[Start Data records]
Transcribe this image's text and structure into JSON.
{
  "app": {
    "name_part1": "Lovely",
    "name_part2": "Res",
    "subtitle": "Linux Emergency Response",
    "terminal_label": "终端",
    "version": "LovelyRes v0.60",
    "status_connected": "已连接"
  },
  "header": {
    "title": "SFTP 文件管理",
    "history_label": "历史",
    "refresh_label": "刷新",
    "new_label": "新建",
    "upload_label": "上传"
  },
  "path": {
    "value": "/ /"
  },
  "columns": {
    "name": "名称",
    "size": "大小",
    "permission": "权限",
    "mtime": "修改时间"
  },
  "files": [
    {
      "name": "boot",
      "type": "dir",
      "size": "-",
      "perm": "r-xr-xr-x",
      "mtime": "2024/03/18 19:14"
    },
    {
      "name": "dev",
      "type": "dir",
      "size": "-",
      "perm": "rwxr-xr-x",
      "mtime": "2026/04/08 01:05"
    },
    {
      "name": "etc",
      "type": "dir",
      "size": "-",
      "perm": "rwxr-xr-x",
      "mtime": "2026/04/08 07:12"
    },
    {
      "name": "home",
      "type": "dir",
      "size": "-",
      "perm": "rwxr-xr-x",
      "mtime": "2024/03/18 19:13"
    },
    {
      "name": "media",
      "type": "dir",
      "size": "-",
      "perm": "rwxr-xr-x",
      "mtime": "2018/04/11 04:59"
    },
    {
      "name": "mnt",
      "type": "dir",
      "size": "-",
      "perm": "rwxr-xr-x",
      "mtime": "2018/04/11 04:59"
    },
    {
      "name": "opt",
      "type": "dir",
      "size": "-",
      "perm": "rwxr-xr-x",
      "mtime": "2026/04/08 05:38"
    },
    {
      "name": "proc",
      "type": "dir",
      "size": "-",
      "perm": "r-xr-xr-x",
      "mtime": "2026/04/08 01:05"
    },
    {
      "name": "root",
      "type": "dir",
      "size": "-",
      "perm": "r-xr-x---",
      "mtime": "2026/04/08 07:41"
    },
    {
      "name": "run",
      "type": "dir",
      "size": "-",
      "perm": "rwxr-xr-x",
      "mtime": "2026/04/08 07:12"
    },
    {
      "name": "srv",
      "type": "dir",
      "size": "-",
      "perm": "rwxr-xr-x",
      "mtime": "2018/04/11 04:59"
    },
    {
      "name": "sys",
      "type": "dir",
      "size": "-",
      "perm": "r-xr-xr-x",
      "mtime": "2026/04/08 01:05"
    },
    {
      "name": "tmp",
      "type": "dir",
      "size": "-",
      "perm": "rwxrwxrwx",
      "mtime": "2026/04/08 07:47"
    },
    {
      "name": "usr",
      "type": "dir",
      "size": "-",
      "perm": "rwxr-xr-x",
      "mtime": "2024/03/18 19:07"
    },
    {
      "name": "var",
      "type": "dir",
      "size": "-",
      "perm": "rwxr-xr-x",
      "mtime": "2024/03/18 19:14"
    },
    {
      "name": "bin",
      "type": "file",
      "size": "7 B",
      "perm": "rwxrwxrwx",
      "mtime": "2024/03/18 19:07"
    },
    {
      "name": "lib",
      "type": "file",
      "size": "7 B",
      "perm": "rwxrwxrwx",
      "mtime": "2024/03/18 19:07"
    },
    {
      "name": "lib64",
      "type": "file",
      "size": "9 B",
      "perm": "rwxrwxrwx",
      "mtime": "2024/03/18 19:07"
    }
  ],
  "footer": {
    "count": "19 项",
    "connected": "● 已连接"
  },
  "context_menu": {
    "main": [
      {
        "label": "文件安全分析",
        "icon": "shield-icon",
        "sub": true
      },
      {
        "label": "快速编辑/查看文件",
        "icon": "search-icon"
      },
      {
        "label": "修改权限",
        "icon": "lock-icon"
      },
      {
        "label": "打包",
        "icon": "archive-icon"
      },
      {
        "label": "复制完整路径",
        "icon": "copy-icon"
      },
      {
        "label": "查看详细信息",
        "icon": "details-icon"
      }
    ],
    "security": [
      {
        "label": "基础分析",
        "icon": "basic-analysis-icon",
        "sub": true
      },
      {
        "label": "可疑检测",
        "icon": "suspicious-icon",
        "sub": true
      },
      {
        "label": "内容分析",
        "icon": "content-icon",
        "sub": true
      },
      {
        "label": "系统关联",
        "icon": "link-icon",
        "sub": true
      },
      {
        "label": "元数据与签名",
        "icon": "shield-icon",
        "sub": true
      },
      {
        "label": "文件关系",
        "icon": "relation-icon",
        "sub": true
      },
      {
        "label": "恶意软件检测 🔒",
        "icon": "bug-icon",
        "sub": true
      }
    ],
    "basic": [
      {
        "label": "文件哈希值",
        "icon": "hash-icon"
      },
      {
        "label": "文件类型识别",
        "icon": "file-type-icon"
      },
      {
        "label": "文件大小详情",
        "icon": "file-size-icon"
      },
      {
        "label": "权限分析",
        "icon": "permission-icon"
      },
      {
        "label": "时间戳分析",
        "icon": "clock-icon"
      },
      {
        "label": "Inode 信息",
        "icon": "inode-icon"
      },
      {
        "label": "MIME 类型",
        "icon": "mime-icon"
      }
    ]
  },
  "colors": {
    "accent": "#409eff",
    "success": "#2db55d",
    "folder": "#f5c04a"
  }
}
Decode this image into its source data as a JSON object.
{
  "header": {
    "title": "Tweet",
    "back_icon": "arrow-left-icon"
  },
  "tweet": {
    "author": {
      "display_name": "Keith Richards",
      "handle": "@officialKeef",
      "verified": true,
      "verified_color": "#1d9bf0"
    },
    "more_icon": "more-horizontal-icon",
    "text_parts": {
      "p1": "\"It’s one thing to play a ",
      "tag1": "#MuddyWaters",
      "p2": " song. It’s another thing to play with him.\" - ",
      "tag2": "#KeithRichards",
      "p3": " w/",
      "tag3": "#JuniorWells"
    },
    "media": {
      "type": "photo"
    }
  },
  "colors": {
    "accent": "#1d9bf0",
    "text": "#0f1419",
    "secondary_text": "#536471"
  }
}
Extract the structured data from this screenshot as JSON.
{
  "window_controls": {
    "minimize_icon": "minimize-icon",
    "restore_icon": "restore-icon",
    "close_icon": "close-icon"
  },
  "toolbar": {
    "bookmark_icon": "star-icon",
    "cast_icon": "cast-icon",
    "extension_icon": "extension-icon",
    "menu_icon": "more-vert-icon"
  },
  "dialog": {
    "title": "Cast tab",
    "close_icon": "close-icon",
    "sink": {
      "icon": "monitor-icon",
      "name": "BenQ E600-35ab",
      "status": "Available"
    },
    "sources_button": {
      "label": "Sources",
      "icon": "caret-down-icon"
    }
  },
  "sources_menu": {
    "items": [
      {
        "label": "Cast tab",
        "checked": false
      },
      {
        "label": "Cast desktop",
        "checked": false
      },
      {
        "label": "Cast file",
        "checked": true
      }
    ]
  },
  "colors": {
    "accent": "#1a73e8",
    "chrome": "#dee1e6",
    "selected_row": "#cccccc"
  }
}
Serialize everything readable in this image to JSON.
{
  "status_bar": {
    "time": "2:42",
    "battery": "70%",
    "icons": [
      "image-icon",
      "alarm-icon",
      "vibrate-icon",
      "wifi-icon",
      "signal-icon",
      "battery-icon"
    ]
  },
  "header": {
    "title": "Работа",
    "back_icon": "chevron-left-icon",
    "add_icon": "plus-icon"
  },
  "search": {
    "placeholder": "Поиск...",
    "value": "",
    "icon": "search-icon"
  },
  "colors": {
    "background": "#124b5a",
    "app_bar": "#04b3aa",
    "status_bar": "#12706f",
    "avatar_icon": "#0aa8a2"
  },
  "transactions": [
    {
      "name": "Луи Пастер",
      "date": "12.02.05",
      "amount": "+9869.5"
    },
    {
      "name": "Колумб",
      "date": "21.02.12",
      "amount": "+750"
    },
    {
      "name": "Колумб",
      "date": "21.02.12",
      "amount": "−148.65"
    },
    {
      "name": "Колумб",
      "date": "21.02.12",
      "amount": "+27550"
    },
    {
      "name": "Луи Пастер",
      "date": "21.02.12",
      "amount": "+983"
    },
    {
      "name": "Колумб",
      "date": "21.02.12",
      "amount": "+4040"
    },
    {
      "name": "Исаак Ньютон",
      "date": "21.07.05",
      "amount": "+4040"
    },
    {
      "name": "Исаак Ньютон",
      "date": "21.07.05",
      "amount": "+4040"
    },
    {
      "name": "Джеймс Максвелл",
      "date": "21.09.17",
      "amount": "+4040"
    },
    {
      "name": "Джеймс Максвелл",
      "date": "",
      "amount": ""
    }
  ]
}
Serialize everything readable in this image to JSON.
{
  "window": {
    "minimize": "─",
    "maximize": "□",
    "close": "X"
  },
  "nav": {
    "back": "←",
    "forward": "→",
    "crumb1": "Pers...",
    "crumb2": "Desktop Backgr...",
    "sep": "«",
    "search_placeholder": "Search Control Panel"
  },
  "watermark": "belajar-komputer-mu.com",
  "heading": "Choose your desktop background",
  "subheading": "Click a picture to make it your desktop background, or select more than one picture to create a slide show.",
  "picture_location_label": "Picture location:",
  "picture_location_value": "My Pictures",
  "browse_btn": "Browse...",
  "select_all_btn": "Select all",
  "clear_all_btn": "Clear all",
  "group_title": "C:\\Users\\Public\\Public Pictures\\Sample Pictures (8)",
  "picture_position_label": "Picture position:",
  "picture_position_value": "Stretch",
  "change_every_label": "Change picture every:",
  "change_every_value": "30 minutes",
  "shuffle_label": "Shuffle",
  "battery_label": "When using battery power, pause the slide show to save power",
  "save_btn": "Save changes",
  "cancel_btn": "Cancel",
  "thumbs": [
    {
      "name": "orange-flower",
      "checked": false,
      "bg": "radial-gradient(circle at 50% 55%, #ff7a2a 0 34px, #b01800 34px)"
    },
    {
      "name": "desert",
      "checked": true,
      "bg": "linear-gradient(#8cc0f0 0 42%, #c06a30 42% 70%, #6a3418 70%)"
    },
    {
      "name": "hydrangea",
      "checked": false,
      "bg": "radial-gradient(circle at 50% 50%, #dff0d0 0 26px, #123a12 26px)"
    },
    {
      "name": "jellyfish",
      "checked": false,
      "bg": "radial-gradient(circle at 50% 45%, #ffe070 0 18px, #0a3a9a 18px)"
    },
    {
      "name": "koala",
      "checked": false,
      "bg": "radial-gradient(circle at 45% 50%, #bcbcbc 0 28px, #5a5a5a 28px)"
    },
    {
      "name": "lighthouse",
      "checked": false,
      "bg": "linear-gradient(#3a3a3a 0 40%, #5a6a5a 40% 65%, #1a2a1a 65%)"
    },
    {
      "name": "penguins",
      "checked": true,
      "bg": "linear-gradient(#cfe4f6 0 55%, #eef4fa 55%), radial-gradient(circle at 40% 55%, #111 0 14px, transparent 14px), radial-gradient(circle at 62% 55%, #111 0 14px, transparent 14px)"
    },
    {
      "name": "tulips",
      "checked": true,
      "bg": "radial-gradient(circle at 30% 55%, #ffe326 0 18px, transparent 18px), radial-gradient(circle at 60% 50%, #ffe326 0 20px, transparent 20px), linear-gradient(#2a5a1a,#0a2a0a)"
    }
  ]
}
[End Data records]
> [Task prompt]:
Which lines above contain the word "show"? Copy each of them.

> [Exercise output]:
  "subheading": "Click a picture to make it your desktop background, or select more than one picture to create a slide show.",
  "battery_label": "When using battery power, pause the slide show to save power",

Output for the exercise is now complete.